> _Task objective_
Count the lines in the entries below that contain the word "Legend", and reply with that number only.
** begin Data extract **
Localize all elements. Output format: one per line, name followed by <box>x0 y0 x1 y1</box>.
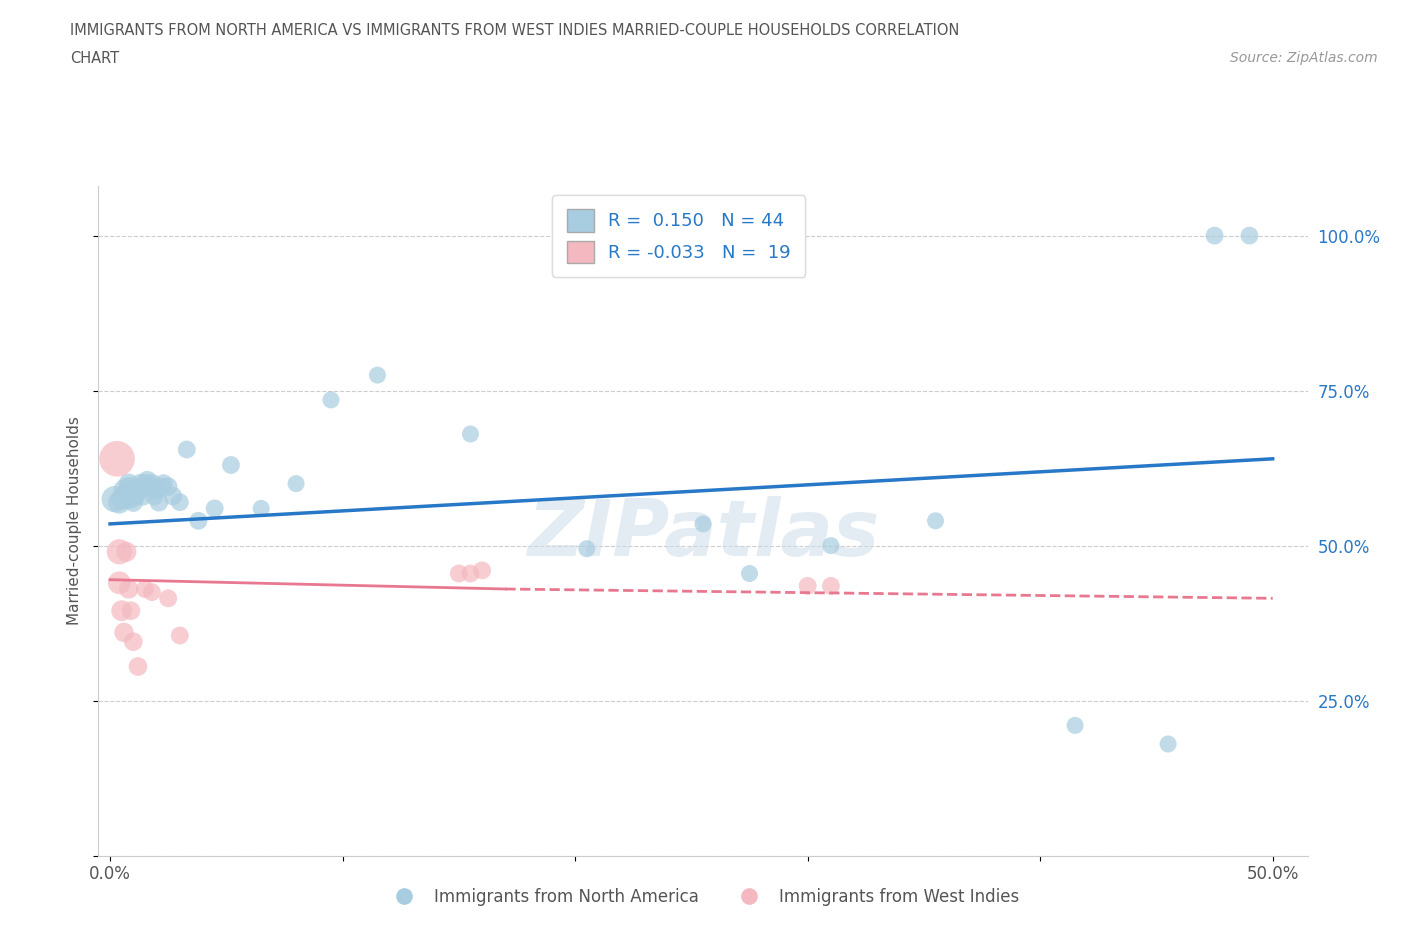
Point <box>134 581 156 596</box>
Point <box>187 513 209 528</box>
Point <box>112 483 135 498</box>
Point <box>738 566 761 581</box>
Point <box>143 488 166 503</box>
Point <box>108 544 131 559</box>
Point <box>366 367 388 382</box>
Point <box>129 476 152 491</box>
Point <box>148 495 170 510</box>
Point <box>108 576 131 591</box>
Point <box>460 427 482 442</box>
Point <box>169 495 191 510</box>
Text: CHART: CHART <box>70 51 120 66</box>
Point <box>122 483 145 498</box>
Point <box>219 458 242 472</box>
Text: IMMIGRANTS FROM NORTH AMERICA VS IMMIGRANTS FROM WEST INDIES MARRIED-COUPLE HOUS: IMMIGRANTS FROM NORTH AMERICA VS IMMIGRA… <box>70 23 960 38</box>
Point <box>134 476 156 491</box>
Point <box>131 488 153 503</box>
Point <box>111 492 134 507</box>
Point <box>157 591 180 605</box>
Point <box>204 501 226 516</box>
Point <box>138 479 160 494</box>
Point <box>120 492 142 507</box>
Point <box>692 516 714 531</box>
Point <box>1064 718 1087 733</box>
Point <box>104 492 127 507</box>
Point <box>118 476 141 491</box>
Point <box>152 476 174 491</box>
Point <box>111 604 134 618</box>
Point <box>1239 228 1261 243</box>
Point <box>1157 737 1180 751</box>
Point <box>145 483 167 498</box>
Point <box>162 488 184 503</box>
Point <box>115 485 138 500</box>
Point <box>460 566 482 581</box>
Point <box>285 476 308 491</box>
Point <box>118 581 141 596</box>
Point <box>575 541 598 556</box>
Point <box>122 495 145 510</box>
Point <box>447 566 470 581</box>
Text: ZIPatlas: ZIPatlas <box>527 497 879 572</box>
Point <box>124 488 146 503</box>
Point <box>924 513 946 528</box>
Point <box>157 479 180 494</box>
Point <box>127 483 149 498</box>
Point <box>108 495 131 510</box>
Point <box>112 625 135 640</box>
Point <box>141 585 163 600</box>
Point <box>1204 228 1226 243</box>
Legend: R =  0.150   N = 44, R = -0.033   N =  19: R = 0.150 N = 44, R = -0.033 N = 19 <box>553 195 806 277</box>
Point <box>820 578 842 593</box>
Y-axis label: Married-couple Households: Married-couple Households <box>67 417 83 625</box>
Point <box>120 604 142 618</box>
Point <box>105 451 128 466</box>
Point <box>122 634 145 649</box>
Point <box>169 628 191 643</box>
Point <box>118 479 141 494</box>
Point <box>141 476 163 491</box>
Point <box>471 563 494 578</box>
Point <box>150 479 173 494</box>
Point <box>127 659 149 674</box>
Point <box>250 501 273 516</box>
Point <box>115 544 138 559</box>
Point <box>176 442 198 457</box>
Legend: Immigrants from North America, Immigrants from West Indies: Immigrants from North America, Immigrant… <box>381 881 1025 912</box>
Point <box>796 578 818 593</box>
Text: Source: ZipAtlas.com: Source: ZipAtlas.com <box>1230 51 1378 65</box>
Point <box>136 473 159 488</box>
Point <box>319 392 342 407</box>
Point <box>820 538 842 553</box>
** end Data extract **
> _Complete answer_
2